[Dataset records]
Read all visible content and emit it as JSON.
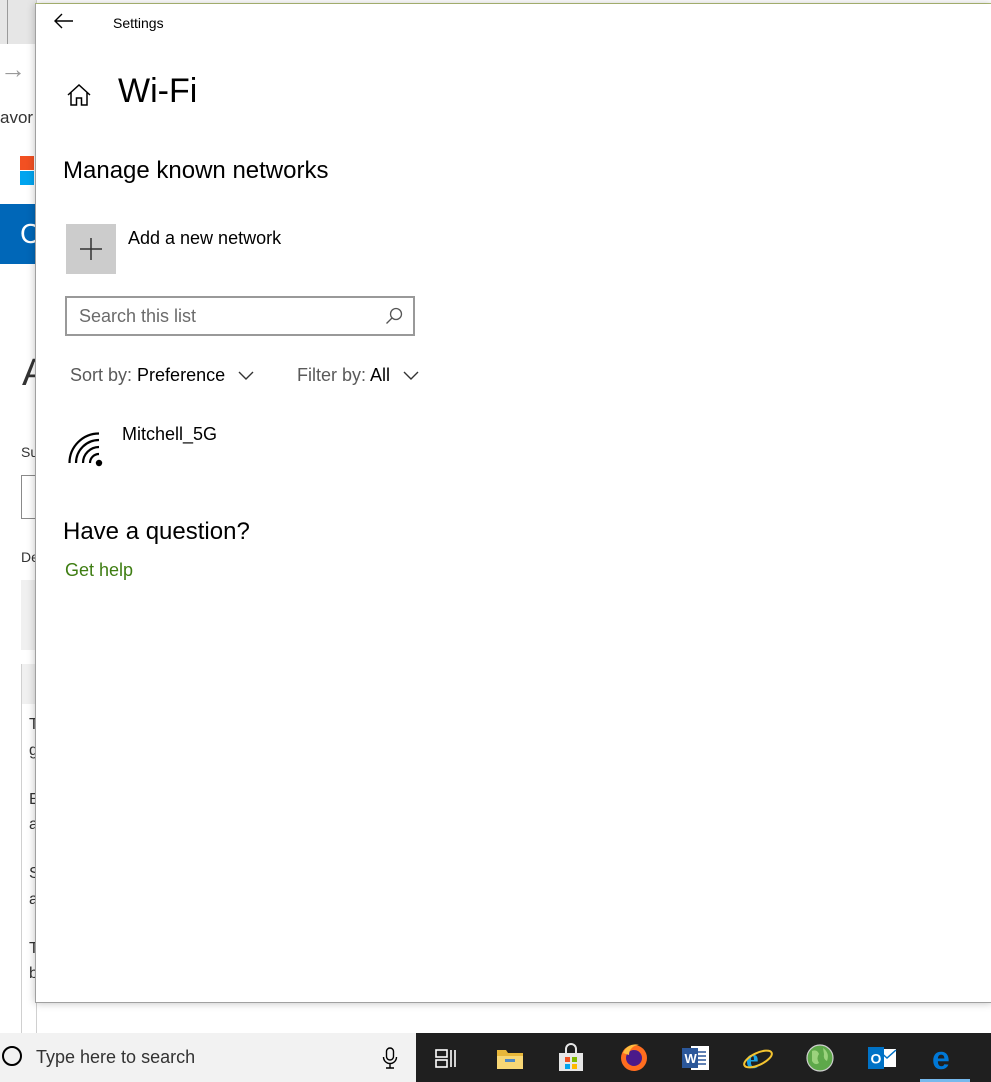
{
  "background": {
    "favorites_fragment": "avor",
    "blue_bar_fragment": "C",
    "big_letter": "A",
    "label_fragment_1": "Su",
    "label_fragment_2": "De",
    "panel_letters": [
      "T",
      "g",
      "E",
      "a",
      "S",
      "a",
      "T",
      "b"
    ]
  },
  "titlebar": {
    "title": "Settings"
  },
  "page": {
    "title": "Wi-Fi",
    "section_title": "Manage known networks",
    "add_network_label": "Add a new network",
    "search_placeholder": "Search this list",
    "sort": {
      "label": "Sort by:",
      "value": "Preference"
    },
    "filter": {
      "label": "Filter by:",
      "value": "All"
    },
    "networks": [
      {
        "name": "Mitchell_5G"
      }
    ],
    "question_title": "Have a question?",
    "help_link": "Get help"
  },
  "taskbar": {
    "search_placeholder": "Type here to search",
    "apps": [
      "task-view",
      "file-explorer",
      "microsoft-store",
      "firefox",
      "word",
      "internet-explorer",
      "globe-app",
      "outlook",
      "edge"
    ]
  },
  "colors": {
    "link_green": "#3e7d12",
    "taskbar": "#1f1f1f",
    "tile_grey": "#cccccc",
    "edge_blue": "#0078d7"
  }
}
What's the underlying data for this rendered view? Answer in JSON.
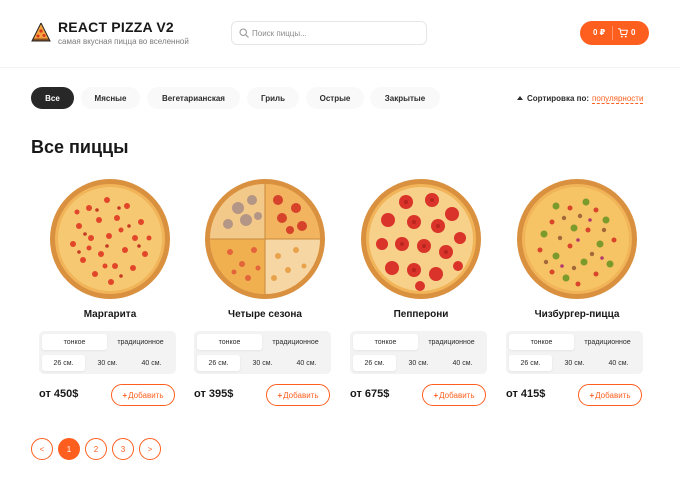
{
  "header": {
    "title": "REACT PIZZA V2",
    "subtitle": "самая вкусная пицца во вселенной",
    "search_placeholder": "Поиск пиццы...",
    "cart_price": "0 ₽",
    "cart_count": "0",
    "accent_color": "#fe5f1e"
  },
  "categories": [
    "Все",
    "Мясные",
    "Вегетарианская",
    "Гриль",
    "Острые",
    "Закрытые"
  ],
  "active_category": "Все",
  "sort": {
    "label": "Сортировка по:",
    "value": "популярности"
  },
  "page_title": "Все пиццы",
  "pizzas": [
    {
      "name": "Маргарита",
      "price": "от 450$",
      "types": [
        "тонкое",
        "традиционное"
      ],
      "sizes": [
        "26 см.",
        "30 см.",
        "40 см."
      ],
      "add_label": "Добавить"
    },
    {
      "name": "Четыре сезона",
      "price": "от 395$",
      "types": [
        "тонкое",
        "традиционное"
      ],
      "sizes": [
        "26 см.",
        "30 см.",
        "40 см."
      ],
      "add_label": "Добавить"
    },
    {
      "name": "Пепперони",
      "price": "от 675$",
      "types": [
        "тонкое",
        "традиционное"
      ],
      "sizes": [
        "26 см.",
        "30 см.",
        "40 см."
      ],
      "add_label": "Добавить"
    },
    {
      "name": "Чизбургер-пицца",
      "price": "от 415$",
      "types": [
        "тонкое",
        "традиционное"
      ],
      "sizes": [
        "26 см.",
        "30 см.",
        "40 см."
      ],
      "add_label": "Добавить"
    }
  ],
  "pagination": {
    "prev": "<",
    "pages": [
      "1",
      "2",
      "3"
    ],
    "next": ">",
    "current": "1"
  }
}
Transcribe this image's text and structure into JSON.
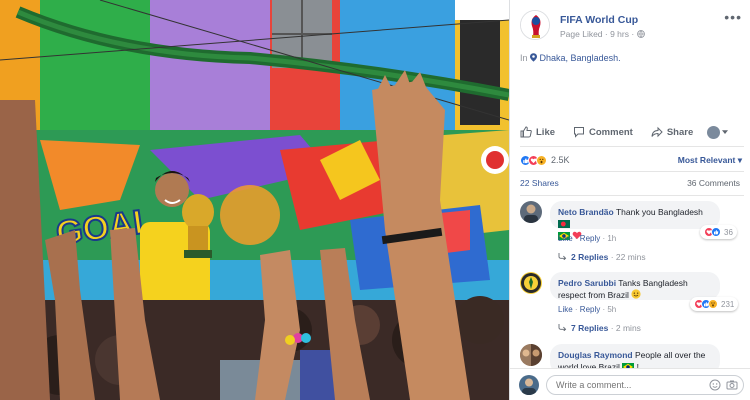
{
  "post": {
    "page_name": "FIFA World Cup",
    "meta": "Page Liked · 9 hrs · ",
    "location_prefix": "In ",
    "location": "Dhaka, Bangladesh.",
    "more_label": "•••"
  },
  "actions": {
    "like": "Like",
    "comment": "Comment",
    "share": "Share"
  },
  "reactions": {
    "count": "2.5K",
    "sort_label": "Most Relevant ▾",
    "shares": "22 Shares",
    "comments": "36 Comments"
  },
  "comments": [
    {
      "author": "Neto Brandão",
      "text": " Thank you Bangladesh ",
      "like": "Like",
      "reply": "Reply",
      "time": "1h",
      "reaction_count": "36",
      "replies": "2 Replies",
      "replies_time": "22 mins"
    },
    {
      "author": "Pedro Sarubbi",
      "text": " Tanks Bangladesh respect from Brazil ",
      "like": "Like",
      "reply": "Reply",
      "time": "5h",
      "reaction_count": "231",
      "replies": "7 Replies",
      "replies_time": "2 mins"
    },
    {
      "author": "Douglas Raymond",
      "text": " People all over the world love Brazil "
    }
  ],
  "composer": {
    "placeholder": "Write a comment..."
  },
  "photo": {
    "wall_text": "GOAL"
  },
  "colors": {
    "link": "#385898",
    "like_blue": "#2078f4",
    "love_red": "#f33e58",
    "wow_yellow": "#f7b125",
    "bubble": "#f2f3f5"
  }
}
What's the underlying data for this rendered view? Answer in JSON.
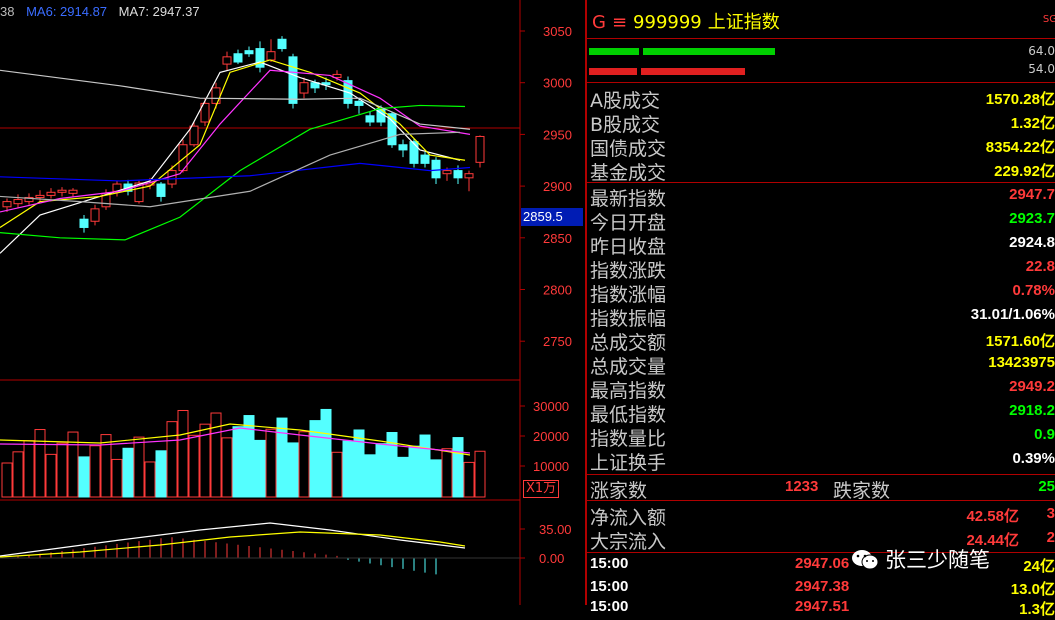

• **WHAT IS BEING ASKED**:
Transcribe all the lines above exactly, apart from the pictures.

• **OUTPUT BELOW**:
Read all visible content and emit it as JSON.
{
  "background": {
    "favorites_fragment": "avor",
    "blue_bar_fragment": "C",
    "big_letter": "A",
    "label_fragment_1": "Su",
    "label_fragment_2": "De",
    "panel_letters": [
      "T",
      "g",
      "E",
      "a",
      "S",
      "a",
      "T",
      "b"
    ]
  },
  "titlebar": {
    "title": "Settings"
  },
  "page": {
    "title": "Wi-Fi",
    "section_title": "Manage known networks",
    "add_network_label": "Add a new network",
    "search_placeholder": "Search this list",
    "sort": {
      "label": "Sort by:",
      "value": "Preference"
    },
    "filter": {
      "label": "Filter by:",
      "value": "All"
    },
    "networks": [
      {
        "name": "Mitchell_5G"
      }
    ],
    "question_title": "Have a question?",
    "help_link": "Get help"
  },
  "taskbar": {
    "search_placeholder": "Type here to search",
    "apps": [
      "task-view",
      "file-explorer",
      "microsoft-store",
      "firefox",
      "word",
      "internet-explorer",
      "globe-app",
      "outlook",
      "edge"
    ]
  },
  "colors": {
    "link_green": "#3e7d12",
    "taskbar": "#1f1f1f",
    "tile_grey": "#cccccc",
    "edge_blue": "#0078d7"
  }
}
What's the underlying data for this rendered view? Answer in JSON.
{
  "header": {
    "title": "REACT PIZZA V2",
    "subtitle": "самая вкусная пицца во вселенной",
    "search_placeholder": "Поиск пиццы...",
    "cart_price": "0 ₽",
    "cart_count": "0",
    "accent_color": "#fe5f1e"
  },
  "categories": [
    "Все",
    "Мясные",
    "Вегетарианская",
    "Гриль",
    "Острые",
    "Закрытые"
  ],
  "active_category": "Все",
  "sort": {
    "label": "Сортировка по:",
    "value": "популярности"
  },
  "page_title": "Все пиццы",
  "pizzas": [
    {
      "name": "Маргарита",
      "price": "от 450$",
      "types": [
        "тонкое",
        "традиционное"
      ],
      "sizes": [
        "26 см.",
        "30 см.",
        "40 см."
      ],
      "add_label": "Добавить"
    },
    {
      "name": "Четыре сезона",
      "price": "от 395$",
      "types": [
        "тонкое",
        "традиционное"
      ],
      "sizes": [
        "26 см.",
        "30 см.",
        "40 см."
      ],
      "add_label": "Добавить"
    },
    {
      "name": "Пепперони",
      "price": "от 675$",
      "types": [
        "тонкое",
        "традиционное"
      ],
      "sizes": [
        "26 см.",
        "30 см.",
        "40 см."
      ],
      "add_label": "Добавить"
    },
    {
      "name": "Чизбургер-пицца",
      "price": "от 415$",
      "types": [
        "тонкое",
        "традиционное"
      ],
      "sizes": [
        "26 см.",
        "30 см.",
        "40 см."
      ],
      "add_label": "Добавить"
    }
  ],
  "pagination": {
    "prev": "<",
    "pages": [
      "1",
      "2",
      "3"
    ],
    "next": ">",
    "current": "1"
  }
}
Transcribe this image's text and structure into JSON.
{
  "post": {
    "page_name": "FIFA World Cup",
    "meta": "Page Liked · 9 hrs · ",
    "location_prefix": "In ",
    "location": "Dhaka, Bangladesh.",
    "more_label": "•••"
  },
  "actions": {
    "like": "Like",
    "comment": "Comment",
    "share": "Share"
  },
  "reactions": {
    "count": "2.5K",
    "sort_label": "Most Relevant ▾",
    "shares": "22 Shares",
    "comments": "36 Comments"
  },
  "comments": [
    {
      "author": "Neto Brandão",
      "text": " Thank you Bangladesh ",
      "like": "Like",
      "reply": "Reply",
      "time": "1h",
      "reaction_count": "36",
      "replies": "2 Replies",
      "replies_time": "22 mins"
    },
    {
      "author": "Pedro Sarubbi",
      "text": " Tanks Bangladesh respect from Brazil ",
      "like": "Like",
      "reply": "Reply",
      "time": "5h",
      "reaction_count": "231",
      "replies": "7 Replies",
      "replies_time": "2 mins"
    },
    {
      "author": "Douglas Raymond",
      "text": " People all over the world love Brazil "
    }
  ],
  "composer": {
    "placeholder": "Write a comment..."
  },
  "photo": {
    "wall_text": "GOAL"
  },
  "colors": {
    "link": "#385898",
    "like_blue": "#2078f4",
    "love_red": "#f33e58",
    "wow_yellow": "#f7b125",
    "bubble": "#f2f3f5"
  }
}
What's the underlying data for this rendered view? Answer in JSON.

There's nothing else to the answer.